Figure dataset records
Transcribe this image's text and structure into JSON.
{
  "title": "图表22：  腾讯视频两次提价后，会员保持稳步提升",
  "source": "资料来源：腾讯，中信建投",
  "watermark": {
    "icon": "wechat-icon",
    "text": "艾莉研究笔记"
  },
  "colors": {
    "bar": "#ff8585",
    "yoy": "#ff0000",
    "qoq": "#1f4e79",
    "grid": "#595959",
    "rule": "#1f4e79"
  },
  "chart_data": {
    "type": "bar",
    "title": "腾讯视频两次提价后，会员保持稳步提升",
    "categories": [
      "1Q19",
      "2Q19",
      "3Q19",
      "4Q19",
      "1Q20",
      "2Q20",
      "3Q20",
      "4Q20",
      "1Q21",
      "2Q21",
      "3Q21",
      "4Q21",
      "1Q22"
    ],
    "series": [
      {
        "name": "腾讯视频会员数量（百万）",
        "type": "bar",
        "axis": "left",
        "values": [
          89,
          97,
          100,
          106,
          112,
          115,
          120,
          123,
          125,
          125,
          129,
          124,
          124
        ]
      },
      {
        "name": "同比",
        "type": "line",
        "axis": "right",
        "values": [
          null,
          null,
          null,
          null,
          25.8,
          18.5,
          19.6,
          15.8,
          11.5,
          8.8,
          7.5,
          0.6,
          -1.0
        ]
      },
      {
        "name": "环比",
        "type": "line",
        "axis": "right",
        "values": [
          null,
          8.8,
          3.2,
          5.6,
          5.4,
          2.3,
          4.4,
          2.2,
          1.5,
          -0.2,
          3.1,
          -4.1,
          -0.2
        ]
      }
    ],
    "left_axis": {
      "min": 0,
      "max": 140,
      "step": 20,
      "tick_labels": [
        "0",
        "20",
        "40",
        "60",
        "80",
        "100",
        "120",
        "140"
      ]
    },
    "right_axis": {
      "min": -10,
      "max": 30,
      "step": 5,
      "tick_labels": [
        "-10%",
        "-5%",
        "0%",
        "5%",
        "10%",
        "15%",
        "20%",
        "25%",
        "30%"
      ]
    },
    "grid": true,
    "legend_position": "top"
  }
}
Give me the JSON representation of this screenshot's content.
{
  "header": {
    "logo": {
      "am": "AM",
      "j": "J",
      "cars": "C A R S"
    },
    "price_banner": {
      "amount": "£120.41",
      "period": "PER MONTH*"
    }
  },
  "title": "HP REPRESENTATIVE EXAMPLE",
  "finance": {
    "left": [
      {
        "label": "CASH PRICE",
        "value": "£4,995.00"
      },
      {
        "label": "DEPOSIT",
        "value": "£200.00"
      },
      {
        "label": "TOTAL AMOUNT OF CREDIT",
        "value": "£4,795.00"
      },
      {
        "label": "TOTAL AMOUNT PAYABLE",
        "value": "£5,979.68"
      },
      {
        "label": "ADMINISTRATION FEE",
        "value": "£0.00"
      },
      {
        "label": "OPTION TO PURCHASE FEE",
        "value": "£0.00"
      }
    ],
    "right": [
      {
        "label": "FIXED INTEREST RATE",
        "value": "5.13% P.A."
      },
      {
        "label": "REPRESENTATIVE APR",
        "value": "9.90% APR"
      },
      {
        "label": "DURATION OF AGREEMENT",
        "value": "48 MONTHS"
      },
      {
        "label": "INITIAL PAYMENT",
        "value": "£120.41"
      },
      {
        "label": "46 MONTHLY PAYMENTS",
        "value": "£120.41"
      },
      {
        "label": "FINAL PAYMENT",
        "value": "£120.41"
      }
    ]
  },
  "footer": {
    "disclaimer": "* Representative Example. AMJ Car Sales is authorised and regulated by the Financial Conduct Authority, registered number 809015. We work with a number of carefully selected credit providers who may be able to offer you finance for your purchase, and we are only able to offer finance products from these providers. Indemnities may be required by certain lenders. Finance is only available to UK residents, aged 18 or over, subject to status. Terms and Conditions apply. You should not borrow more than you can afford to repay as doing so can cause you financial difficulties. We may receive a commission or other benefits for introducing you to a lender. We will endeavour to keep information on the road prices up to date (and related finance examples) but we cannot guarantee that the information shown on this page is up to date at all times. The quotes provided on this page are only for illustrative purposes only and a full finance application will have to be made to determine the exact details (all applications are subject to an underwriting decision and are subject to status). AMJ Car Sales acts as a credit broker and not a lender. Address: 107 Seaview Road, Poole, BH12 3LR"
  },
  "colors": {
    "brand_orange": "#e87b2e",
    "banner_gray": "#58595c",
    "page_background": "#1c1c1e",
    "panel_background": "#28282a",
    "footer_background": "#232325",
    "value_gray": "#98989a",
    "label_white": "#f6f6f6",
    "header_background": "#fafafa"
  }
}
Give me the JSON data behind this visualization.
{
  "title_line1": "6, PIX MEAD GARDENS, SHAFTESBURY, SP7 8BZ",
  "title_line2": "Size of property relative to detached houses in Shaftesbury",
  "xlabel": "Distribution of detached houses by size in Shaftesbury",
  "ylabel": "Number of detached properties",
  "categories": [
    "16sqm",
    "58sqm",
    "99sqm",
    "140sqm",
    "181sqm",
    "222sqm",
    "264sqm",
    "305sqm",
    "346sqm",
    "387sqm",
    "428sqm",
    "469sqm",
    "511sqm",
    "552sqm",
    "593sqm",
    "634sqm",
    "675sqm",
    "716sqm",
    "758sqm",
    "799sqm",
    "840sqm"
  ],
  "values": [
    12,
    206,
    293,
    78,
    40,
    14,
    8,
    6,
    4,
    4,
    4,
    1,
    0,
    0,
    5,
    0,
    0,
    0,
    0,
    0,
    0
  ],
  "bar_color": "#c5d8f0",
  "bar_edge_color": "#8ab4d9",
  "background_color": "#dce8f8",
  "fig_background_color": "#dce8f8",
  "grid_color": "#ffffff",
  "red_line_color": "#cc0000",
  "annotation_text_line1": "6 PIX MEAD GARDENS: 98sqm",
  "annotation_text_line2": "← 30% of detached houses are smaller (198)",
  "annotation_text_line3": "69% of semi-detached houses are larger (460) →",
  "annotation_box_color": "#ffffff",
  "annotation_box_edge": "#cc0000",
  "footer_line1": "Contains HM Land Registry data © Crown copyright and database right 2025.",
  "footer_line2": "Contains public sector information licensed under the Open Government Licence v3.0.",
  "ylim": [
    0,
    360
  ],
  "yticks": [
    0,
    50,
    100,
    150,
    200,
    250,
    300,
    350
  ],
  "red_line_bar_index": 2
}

- **Exercise objective**: Reproduce the data in full, exactly as presented.

- **Answer for this exercise**:
Transcribe this image's text and structure into JSON.
{
  "title": "图表22：  腾讯视频两次提价后，会员保持稳步提升",
  "source": "资料来源：腾讯，中信建投",
  "watermark": {
    "icon": "wechat-icon",
    "text": "艾莉研究笔记"
  },
  "colors": {
    "bar": "#ff8585",
    "yoy": "#ff0000",
    "qoq": "#1f4e79",
    "grid": "#595959",
    "rule": "#1f4e79"
  },
  "chart_data": {
    "type": "bar",
    "title": "腾讯视频两次提价后，会员保持稳步提升",
    "categories": [
      "1Q19",
      "2Q19",
      "3Q19",
      "4Q19",
      "1Q20",
      "2Q20",
      "3Q20",
      "4Q20",
      "1Q21",
      "2Q21",
      "3Q21",
      "4Q21",
      "1Q22"
    ],
    "series": [
      {
        "name": "腾讯视频会员数量（百万）",
        "type": "bar",
        "axis": "left",
        "values": [
          89,
          97,
          100,
          106,
          112,
          115,
          120,
          123,
          125,
          125,
          129,
          124,
          124
        ]
      },
      {
        "name": "同比",
        "type": "line",
        "axis": "right",
        "values": [
          null,
          null,
          null,
          null,
          25.8,
          18.5,
          19.6,
          15.8,
          11.5,
          8.8,
          7.5,
          0.6,
          -1.0
        ]
      },
      {
        "name": "环比",
        "type": "line",
        "axis": "right",
        "values": [
          null,
          8.8,
          3.2,
          5.6,
          5.4,
          2.3,
          4.4,
          2.2,
          1.5,
          -0.2,
          3.1,
          -4.1,
          -0.2
        ]
      }
    ],
    "left_axis": {
      "min": 0,
      "max": 140,
      "step": 20,
      "tick_labels": [
        "0",
        "20",
        "40",
        "60",
        "80",
        "100",
        "120",
        "140"
      ]
    },
    "right_axis": {
      "min": -10,
      "max": 30,
      "step": 5,
      "tick_labels": [
        "-10%",
        "-5%",
        "0%",
        "5%",
        "10%",
        "15%",
        "20%",
        "25%",
        "30%"
      ]
    },
    "grid": true,
    "legend_position": "top"
  }
}
Give me the JSON representation of this screenshot's content.
{
  "header": {
    "logo": {
      "am": "AM",
      "j": "J",
      "cars": "C A R S"
    },
    "price_banner": {
      "amount": "£120.41",
      "period": "PER MONTH*"
    }
  },
  "title": "HP REPRESENTATIVE EXAMPLE",
  "finance": {
    "left": [
      {
        "label": "CASH PRICE",
        "value": "£4,995.00"
      },
      {
        "label": "DEPOSIT",
        "value": "£200.00"
      },
      {
        "label": "TOTAL AMOUNT OF CREDIT",
        "value": "£4,795.00"
      },
      {
        "label": "TOTAL AMOUNT PAYABLE",
        "value": "£5,979.68"
      },
      {
        "label": "ADMINISTRATION FEE",
        "value": "£0.00"
      },
      {
        "label": "OPTION TO PURCHASE FEE",
        "value": "£0.00"
      }
    ],
    "right": [
      {
        "label": "FIXED INTEREST RATE",
        "value": "5.13% P.A."
      },
      {
        "label": "REPRESENTATIVE APR",
        "value": "9.90% APR"
      },
      {
        "label": "DURATION OF AGREEMENT",
        "value": "48 MONTHS"
      },
      {
        "label": "INITIAL PAYMENT",
        "value": "£120.41"
      },
      {
        "label": "46 MONTHLY PAYMENTS",
        "value": "£120.41"
      },
      {
        "label": "FINAL PAYMENT",
        "value": "£120.41"
      }
    ]
  },
  "footer": {
    "disclaimer": "* Representative Example. AMJ Car Sales is authorised and regulated by the Financial Conduct Authority, registered number 809015. We work with a number of carefully selected credit providers who may be able to offer you finance for your purchase, and we are only able to offer finance products from these providers. Indemnities may be required by certain lenders. Finance is only available to UK residents, aged 18 or over, subject to status. Terms and Conditions apply. You should not borrow more than you can afford to repay as doing so can cause you financial difficulties. We may receive a commission or other benefits for introducing you to a lender. We will endeavour to keep information on the road prices up to date (and related finance examples) but we cannot guarantee that the information shown on this page is up to date at all times. The quotes provided on this page are only for illustrative purposes only and a full finance application will have to be made to determine the exact details (all applications are subject to an underwriting decision and are subject to status). AMJ Car Sales acts as a credit broker and not a lender. Address: 107 Seaview Road, Poole, BH12 3LR"
  },
  "colors": {
    "brand_orange": "#e87b2e",
    "banner_gray": "#58595c",
    "page_background": "#1c1c1e",
    "panel_background": "#28282a",
    "footer_background": "#232325",
    "value_gray": "#98989a",
    "label_white": "#f6f6f6",
    "header_background": "#fafafa"
  }
}
Give me the JSON data behind this visualization.
{
  "title_line1": "6, PIX MEAD GARDENS, SHAFTESBURY, SP7 8BZ",
  "title_line2": "Size of property relative to detached houses in Shaftesbury",
  "xlabel": "Distribution of detached houses by size in Shaftesbury",
  "ylabel": "Number of detached properties",
  "categories": [
    "16sqm",
    "58sqm",
    "99sqm",
    "140sqm",
    "181sqm",
    "222sqm",
    "264sqm",
    "305sqm",
    "346sqm",
    "387sqm",
    "428sqm",
    "469sqm",
    "511sqm",
    "552sqm",
    "593sqm",
    "634sqm",
    "675sqm",
    "716sqm",
    "758sqm",
    "799sqm",
    "840sqm"
  ],
  "values": [
    12,
    206,
    293,
    78,
    40,
    14,
    8,
    6,
    4,
    4,
    4,
    1,
    0,
    0,
    5,
    0,
    0,
    0,
    0,
    0,
    0
  ],
  "bar_color": "#c5d8f0",
  "bar_edge_color": "#8ab4d9",
  "background_color": "#dce8f8",
  "fig_background_color": "#dce8f8",
  "grid_color": "#ffffff",
  "red_line_color": "#cc0000",
  "annotation_text_line1": "6 PIX MEAD GARDENS: 98sqm",
  "annotation_text_line2": "← 30% of detached houses are smaller (198)",
  "annotation_text_line3": "69% of semi-detached houses are larger (460) →",
  "annotation_box_color": "#ffffff",
  "annotation_box_edge": "#cc0000",
  "footer_line1": "Contains HM Land Registry data © Crown copyright and database right 2025.",
  "footer_line2": "Contains public sector information licensed under the Open Government Licence v3.0.",
  "ylim": [
    0,
    360
  ],
  "yticks": [
    0,
    50,
    100,
    150,
    200,
    250,
    300,
    350
  ],
  "red_line_bar_index": 2
}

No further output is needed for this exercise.